(Entries from a dataset)
┌────────

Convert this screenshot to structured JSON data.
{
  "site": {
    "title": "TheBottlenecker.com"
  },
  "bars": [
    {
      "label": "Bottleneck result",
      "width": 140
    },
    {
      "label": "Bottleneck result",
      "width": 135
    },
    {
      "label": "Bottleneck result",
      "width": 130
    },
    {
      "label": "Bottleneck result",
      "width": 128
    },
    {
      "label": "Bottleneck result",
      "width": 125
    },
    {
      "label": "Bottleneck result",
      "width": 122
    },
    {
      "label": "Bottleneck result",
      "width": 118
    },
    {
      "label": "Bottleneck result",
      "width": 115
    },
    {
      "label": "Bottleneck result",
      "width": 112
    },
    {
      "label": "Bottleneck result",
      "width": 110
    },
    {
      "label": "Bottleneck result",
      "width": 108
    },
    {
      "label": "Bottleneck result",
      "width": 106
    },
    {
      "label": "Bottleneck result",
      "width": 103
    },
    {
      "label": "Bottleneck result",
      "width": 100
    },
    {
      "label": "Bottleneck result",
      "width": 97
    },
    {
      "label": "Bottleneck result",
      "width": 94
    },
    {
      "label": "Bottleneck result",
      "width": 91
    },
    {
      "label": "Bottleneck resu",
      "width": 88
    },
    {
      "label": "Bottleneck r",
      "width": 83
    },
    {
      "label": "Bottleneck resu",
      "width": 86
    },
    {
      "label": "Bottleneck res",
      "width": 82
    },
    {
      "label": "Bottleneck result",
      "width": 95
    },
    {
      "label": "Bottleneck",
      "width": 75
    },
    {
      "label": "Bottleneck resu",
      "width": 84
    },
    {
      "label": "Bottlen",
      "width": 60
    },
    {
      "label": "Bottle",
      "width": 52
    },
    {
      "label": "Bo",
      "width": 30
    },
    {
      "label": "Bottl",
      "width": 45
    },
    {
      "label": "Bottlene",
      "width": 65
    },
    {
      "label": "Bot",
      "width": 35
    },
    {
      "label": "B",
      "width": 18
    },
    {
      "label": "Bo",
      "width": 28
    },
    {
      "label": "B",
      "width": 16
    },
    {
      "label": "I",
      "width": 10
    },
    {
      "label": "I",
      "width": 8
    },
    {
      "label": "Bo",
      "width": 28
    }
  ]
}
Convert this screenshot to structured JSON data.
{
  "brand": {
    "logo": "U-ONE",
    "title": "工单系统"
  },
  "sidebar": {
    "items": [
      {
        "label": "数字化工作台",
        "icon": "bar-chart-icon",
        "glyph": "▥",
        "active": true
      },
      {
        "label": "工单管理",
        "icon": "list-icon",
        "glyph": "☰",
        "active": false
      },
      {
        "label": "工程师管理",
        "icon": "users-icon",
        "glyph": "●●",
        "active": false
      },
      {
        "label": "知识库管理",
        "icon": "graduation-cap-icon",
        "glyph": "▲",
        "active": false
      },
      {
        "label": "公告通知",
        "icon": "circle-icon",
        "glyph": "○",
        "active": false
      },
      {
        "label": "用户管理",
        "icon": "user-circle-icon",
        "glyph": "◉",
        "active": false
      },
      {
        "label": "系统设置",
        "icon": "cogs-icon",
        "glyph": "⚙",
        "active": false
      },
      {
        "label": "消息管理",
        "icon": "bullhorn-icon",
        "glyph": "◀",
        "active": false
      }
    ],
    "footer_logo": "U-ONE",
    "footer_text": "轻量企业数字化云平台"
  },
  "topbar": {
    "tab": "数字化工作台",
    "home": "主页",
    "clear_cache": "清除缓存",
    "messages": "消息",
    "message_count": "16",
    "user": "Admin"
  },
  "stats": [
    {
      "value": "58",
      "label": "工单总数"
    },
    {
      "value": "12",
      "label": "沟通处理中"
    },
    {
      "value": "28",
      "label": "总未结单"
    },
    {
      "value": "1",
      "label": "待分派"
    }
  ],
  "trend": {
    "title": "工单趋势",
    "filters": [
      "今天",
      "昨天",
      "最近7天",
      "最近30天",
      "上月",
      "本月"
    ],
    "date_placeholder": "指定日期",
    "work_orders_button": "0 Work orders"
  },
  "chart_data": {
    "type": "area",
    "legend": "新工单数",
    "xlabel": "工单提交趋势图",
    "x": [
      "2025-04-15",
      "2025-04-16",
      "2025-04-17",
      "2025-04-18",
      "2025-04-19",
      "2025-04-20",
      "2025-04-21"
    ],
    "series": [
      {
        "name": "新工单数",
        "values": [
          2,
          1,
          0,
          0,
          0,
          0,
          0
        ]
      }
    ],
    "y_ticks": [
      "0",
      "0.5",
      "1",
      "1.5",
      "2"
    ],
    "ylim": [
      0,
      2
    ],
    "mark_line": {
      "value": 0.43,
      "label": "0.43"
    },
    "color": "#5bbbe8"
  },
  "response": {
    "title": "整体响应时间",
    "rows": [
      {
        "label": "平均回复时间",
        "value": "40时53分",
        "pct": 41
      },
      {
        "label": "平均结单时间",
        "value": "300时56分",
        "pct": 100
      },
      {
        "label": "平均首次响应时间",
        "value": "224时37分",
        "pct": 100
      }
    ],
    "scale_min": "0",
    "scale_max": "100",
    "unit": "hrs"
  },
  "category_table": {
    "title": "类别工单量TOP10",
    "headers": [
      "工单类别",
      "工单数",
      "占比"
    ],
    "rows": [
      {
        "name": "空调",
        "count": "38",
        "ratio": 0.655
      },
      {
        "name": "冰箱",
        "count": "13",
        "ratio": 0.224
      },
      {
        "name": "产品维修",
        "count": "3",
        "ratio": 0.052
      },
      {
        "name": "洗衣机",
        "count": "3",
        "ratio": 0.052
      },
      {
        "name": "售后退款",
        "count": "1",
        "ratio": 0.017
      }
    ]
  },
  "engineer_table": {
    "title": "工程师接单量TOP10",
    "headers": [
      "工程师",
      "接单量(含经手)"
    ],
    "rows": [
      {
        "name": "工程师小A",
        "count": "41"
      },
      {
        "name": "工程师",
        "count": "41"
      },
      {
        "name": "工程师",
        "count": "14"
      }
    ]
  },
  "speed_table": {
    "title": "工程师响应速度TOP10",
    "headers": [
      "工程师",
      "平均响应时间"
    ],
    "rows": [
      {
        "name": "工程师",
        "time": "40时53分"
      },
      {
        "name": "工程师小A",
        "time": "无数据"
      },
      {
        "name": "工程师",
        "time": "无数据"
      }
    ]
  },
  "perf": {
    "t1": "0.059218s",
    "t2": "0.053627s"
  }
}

└────────

» Exercise objective:
For the listing above, give the number of lines in which the string "icon" occurs, and nothing else.

» Written reply:
8